• _EXCERPTED TEXT_:
╔══
Right now the hardest of these challenges for me is that of making myself known to other people that are of utmost importance to me. They are mourning what they perceive as the loss of the person they knew, rather than perceiving it as the loss of the explanatory narrative that stitched together our common history.
For a whole host of reasons, some of them spiritual, some of them developmental, and most of them cultural/paradigm related, the onus and burden falls squarely on me in this process…to be the bigger person…to walk the second mile, or the third or the fourth, or however many miles must be walked…to turn the other cheek again and again and again…
My own identity is in need of justification, of proving, of validating, and the ways I respond either contribute to or detract from my right to be.
Again…I get it. Fairness is not the operative determinant. But I want it to be understood: this is a costly gift, and gift I do think it is. It is not something that I owe…to anyone except myself whom I owe the debt of authenticity inner and outward. I think that my perspective on things is equally valid, is equally valuable and to be treasured. The “things I have lost” or the sense that “what I thought I had never existed” is just as real, as vibrant and legitimate for me as it is for anyone else who feels like they are being robbed.
╚══
• _Element box records_:
╔══
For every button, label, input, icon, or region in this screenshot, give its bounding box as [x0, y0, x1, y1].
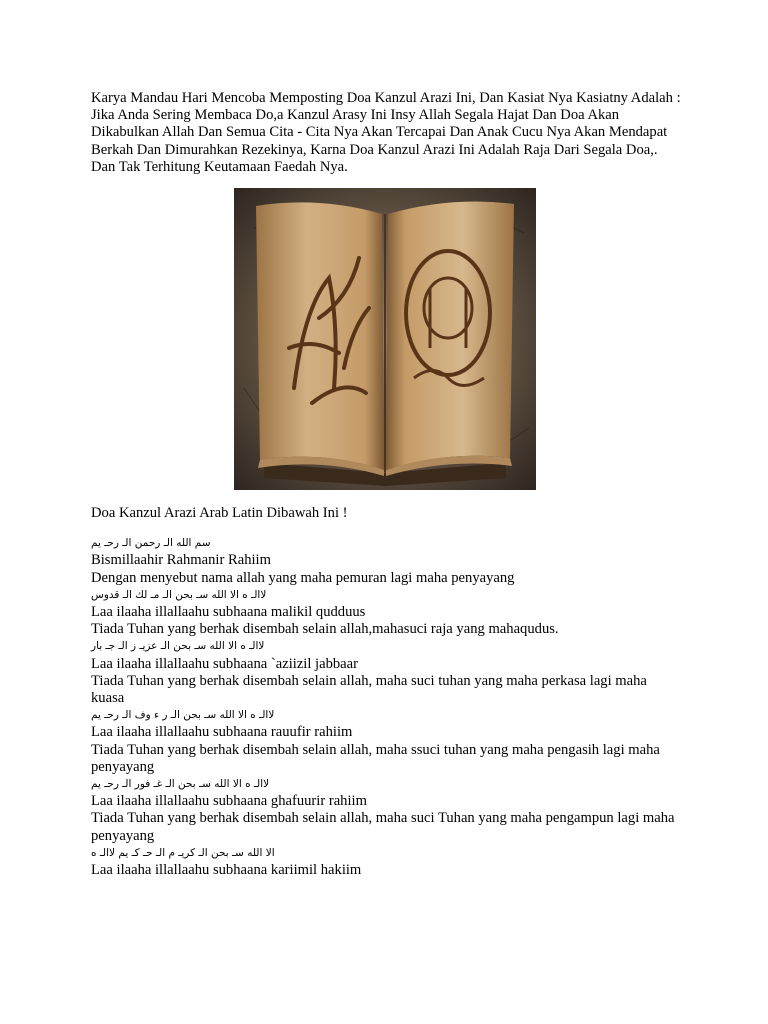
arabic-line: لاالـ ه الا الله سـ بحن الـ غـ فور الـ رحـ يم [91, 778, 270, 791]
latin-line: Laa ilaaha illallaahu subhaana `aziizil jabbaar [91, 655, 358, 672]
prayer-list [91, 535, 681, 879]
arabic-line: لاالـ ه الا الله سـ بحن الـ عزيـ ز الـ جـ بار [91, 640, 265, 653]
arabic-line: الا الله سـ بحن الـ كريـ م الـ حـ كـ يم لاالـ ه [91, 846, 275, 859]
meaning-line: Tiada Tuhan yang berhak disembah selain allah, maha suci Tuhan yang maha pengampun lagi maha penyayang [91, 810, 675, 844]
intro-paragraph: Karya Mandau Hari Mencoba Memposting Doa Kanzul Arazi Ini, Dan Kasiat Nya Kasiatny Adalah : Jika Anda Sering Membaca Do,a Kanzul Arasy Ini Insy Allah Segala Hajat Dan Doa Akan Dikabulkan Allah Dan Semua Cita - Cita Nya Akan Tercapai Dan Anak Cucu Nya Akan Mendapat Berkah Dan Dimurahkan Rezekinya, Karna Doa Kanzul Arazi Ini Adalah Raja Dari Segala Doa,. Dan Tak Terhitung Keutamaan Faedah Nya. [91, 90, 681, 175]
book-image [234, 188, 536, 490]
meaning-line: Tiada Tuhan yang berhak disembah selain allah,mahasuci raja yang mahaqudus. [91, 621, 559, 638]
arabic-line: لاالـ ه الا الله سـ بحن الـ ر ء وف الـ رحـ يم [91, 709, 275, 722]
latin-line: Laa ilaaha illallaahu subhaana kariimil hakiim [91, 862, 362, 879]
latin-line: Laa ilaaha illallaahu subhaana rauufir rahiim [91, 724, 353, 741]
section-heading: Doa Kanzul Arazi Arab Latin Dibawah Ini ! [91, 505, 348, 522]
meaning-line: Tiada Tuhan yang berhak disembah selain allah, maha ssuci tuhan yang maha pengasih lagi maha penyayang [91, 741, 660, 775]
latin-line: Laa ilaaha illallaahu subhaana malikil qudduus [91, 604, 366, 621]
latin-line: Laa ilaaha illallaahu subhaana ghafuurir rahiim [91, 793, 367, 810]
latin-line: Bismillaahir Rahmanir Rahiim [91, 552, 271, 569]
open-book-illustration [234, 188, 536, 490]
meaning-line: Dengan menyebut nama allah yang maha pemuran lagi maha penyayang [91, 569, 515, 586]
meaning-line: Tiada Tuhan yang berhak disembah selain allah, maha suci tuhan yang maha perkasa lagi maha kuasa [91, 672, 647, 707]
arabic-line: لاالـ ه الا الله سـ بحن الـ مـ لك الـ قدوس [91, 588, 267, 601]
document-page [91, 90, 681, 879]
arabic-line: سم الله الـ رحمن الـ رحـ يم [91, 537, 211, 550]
╚══
• _EXERCISES_:
- A) Summarize the reflection on making oneself known to others in two sentences.
- B) Continue the reflection on making oneself known to others, picking up after its final sentence.

• _EXPECTED ANSWERS_:
- A) The writer's hardest current challenge is making the self known to people of utmost importance, who mourn the loss of the person they knew rather than the loss of the narrative that stitched together a shared history, and the burden of being the bigger person falls squarely on the writer. The writer calls this a costly gift, owed to no one but the self as a debt of authenticity, and holds that the writer's own perspective and sense of loss are equally valid and as real as anyone else's.

- B)
Let me state it baldly: anything they are “robbed of” wasn’t real in the first place.
How about this: instead of the point of view that “a father I thought I had is now dead and replaced by you”, how about this: “I have a father who just happens to be a woman, and the idea I held that my father was also a male was an incorrect one. I am fortunate to be able to have this inaccurate understanding corrected while there is still time and life remaining to know this person that I valued and treasured as a father!”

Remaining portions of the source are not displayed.